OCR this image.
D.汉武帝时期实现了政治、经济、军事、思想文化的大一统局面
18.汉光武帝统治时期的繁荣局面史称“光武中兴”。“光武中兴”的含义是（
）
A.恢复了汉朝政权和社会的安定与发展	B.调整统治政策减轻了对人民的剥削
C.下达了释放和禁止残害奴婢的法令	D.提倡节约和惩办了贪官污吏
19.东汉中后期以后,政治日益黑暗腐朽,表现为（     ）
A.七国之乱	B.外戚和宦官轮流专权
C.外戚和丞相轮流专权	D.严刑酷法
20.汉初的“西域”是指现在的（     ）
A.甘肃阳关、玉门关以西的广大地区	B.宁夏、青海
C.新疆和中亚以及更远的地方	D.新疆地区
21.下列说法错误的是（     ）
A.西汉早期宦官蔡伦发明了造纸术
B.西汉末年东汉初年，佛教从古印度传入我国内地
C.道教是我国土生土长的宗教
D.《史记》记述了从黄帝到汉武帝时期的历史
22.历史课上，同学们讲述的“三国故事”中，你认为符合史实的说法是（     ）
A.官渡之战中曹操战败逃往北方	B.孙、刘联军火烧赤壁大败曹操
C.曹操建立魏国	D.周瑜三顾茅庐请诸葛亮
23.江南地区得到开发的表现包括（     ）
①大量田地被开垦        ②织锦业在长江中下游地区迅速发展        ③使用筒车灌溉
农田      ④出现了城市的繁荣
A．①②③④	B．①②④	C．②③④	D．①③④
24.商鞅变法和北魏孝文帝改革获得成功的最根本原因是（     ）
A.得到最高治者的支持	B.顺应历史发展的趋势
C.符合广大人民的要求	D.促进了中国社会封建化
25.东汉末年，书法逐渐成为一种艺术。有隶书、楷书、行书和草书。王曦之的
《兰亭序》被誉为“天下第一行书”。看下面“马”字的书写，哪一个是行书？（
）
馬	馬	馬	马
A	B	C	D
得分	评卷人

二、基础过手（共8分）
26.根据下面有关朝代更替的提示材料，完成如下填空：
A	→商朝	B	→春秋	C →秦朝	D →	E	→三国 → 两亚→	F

→ Goal: All of the entries must be written out exactly as they stand.

→ Final result:
OCR this image.
D.汉武帝时期实现了政治、经济、军事、思想文化的大一统局面
18.汉光武帝统治时期的繁荣局面史称“光武中兴”。“光武中兴”的含义是（
）
A.恢复了汉朝政权和社会的安定与发展	B.调整统治政策减轻了对人民的剥削
C.下达了释放和禁止残害奴婢的法令	D.提倡节约和惩办了贪官污吏
19.东汉中后期以后,政治日益黑暗腐朽,表现为（     ）
A.七国之乱	B.外戚和宦官轮流专权
C.外戚和丞相轮流专权	D.严刑酷法
20.汉初的“西域”是指现在的（     ）
A.甘肃阳关、玉门关以西的广大地区	B.宁夏、青海
C.新疆和中亚以及更远的地方	D.新疆地区
21.下列说法错误的是（     ）
A.西汉早期宦官蔡伦发明了造纸术
B.西汉末年东汉初年，佛教从古印度传入我国内地
C.道教是我国土生土长的宗教
D.《史记》记述了从黄帝到汉武帝时期的历史
22.历史课上，同学们讲述的“三国故事”中，你认为符合史实的说法是（     ）
A.官渡之战中曹操战败逃往北方	B.孙、刘联军火烧赤壁大败曹操
C.曹操建立魏国	D.周瑜三顾茅庐请诸葛亮
23.江南地区得到开发的表现包括（     ）
①大量田地被开垦        ②织锦业在长江中下游地区迅速发展        ③使用筒车灌溉
农田      ④出现了城市的繁荣
A．①②③④	B．①②④	C．②③④	D．①③④
24.商鞅变法和北魏孝文帝改革获得成功的最根本原因是（     ）
A.得到最高治者的支持	B.顺应历史发展的趋势
C.符合广大人民的要求	D.促进了中国社会封建化
25.东汉末年，书法逐渐成为一种艺术。有隶书、楷书、行书和草书。王曦之的
《兰亭序》被誉为“天下第一行书”。看下面“马”字的书写，哪一个是行书？（
）
馬	馬	馬	马
A	B	C	D
得分	评卷人

二、基础过手（共8分）
26.根据下面有关朝代更替的提示材料，完成如下填空：
A	→商朝	B	→春秋	C →秦朝	D →	E	→三国 → 两亚→	F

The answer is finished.